Goal: Copy each line with the word "выражения" in it.

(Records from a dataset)
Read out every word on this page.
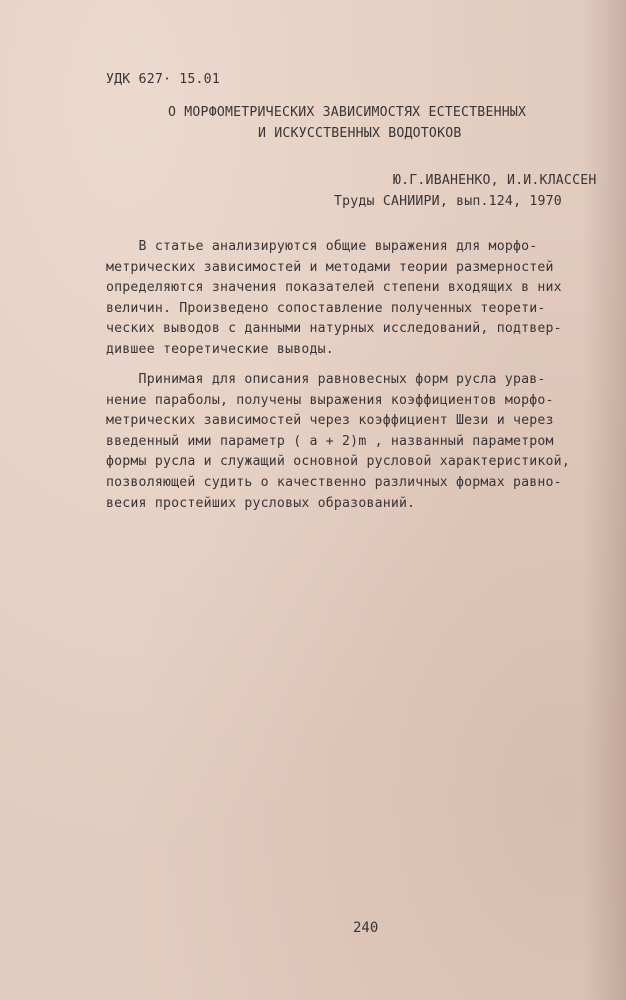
УДК 627· 15.01
О МОРФОМЕТРИЧЕСКИХ ЗАВИСИМОСТЯХ ЕСТЕСТВЕННЫХ
И ИСКУССТВЕННЫХ ВОДОТОКОВ
Ю.Г.ИВАНЕНКО, И.И.КЛАССЕН
Труды САНИИРИ, вып.124, 1970
В статье анализируются общие выражения для морфо-
метрических зависимостей и методами теории размерностей
определяются значения показателей степени входящих в них
величин. Произведено сопоставление полученных теорети-
ческих выводов с данными натурных исследований, подтвер-
дившее теоретические выводы.
Принимая для описания равновесных форм русла урав-
нение параболы, получены выражения коэффициентов морфо-
метрических зависимостей через коэффициент Шези и через
введенный ими параметр ( a + 2)m , названный параметром
формы русла и служащий основной русловой характеристикой,
позволяющей судить о качественно различных формах равно-
весия простейших русловых образований.
240
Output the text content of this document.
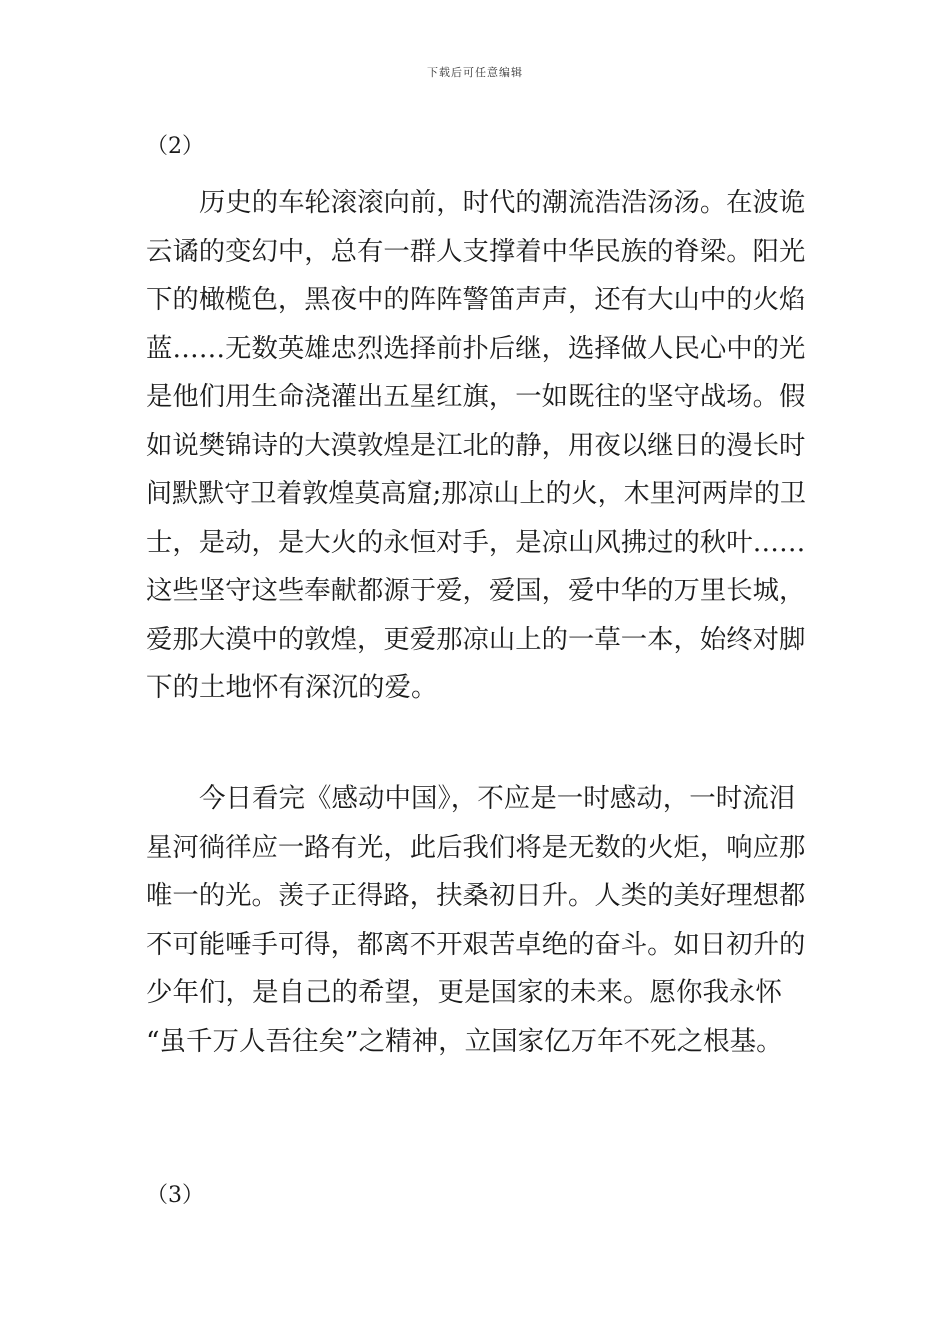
下载后可任意编辑
（2）
历史的车轮滚滚向前，时代的潮流浩浩汤汤。在波诡
云谲的变幻中，总有一群人支撑着中华民族的脊梁。阳光
下的橄榄色，黑夜中的阵阵警笛声声，还有大山中的火焰
蓝……无数英雄忠烈选择前扑后继，选择做人民心中的光
是他们用生命浇灌出五星红旗，一如既往的坚守战场。假
如说樊锦诗的大漠敦煌是江北的静，用夜以继日的漫长时
间默默守卫着敦煌莫高窟;那凉山上的火，木里河两岸的卫
士，是动，是大火的永恒对手，是凉山风拂过的秋叶……
这些坚守这些奉献都源于爱，爱国，爱中华的万里长城，
爱那大漠中的敦煌，更爱那凉山上的一草一本，始终对脚
下的土地怀有深沉的爱。
今日看完《感动中国》，不应是一时感动，一时流泪
星河徜徉应一路有光，此后我们将是无数的火炬，响应那
唯一的光。羡子正得路，扶桑初日升。人类的美好理想都
不可能唾手可得，都离不开艰苦卓绝的奋斗。如日初升的
少年们，是自己的希望，更是国家的未来。愿你我永怀
“虽千万人吾往矣”之精神，立国家亿万年不死之根基。
（3）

Task response:
В статье анализируются общие выражения для морфо-
нение параболы, получены выражения коэффициентов морфо-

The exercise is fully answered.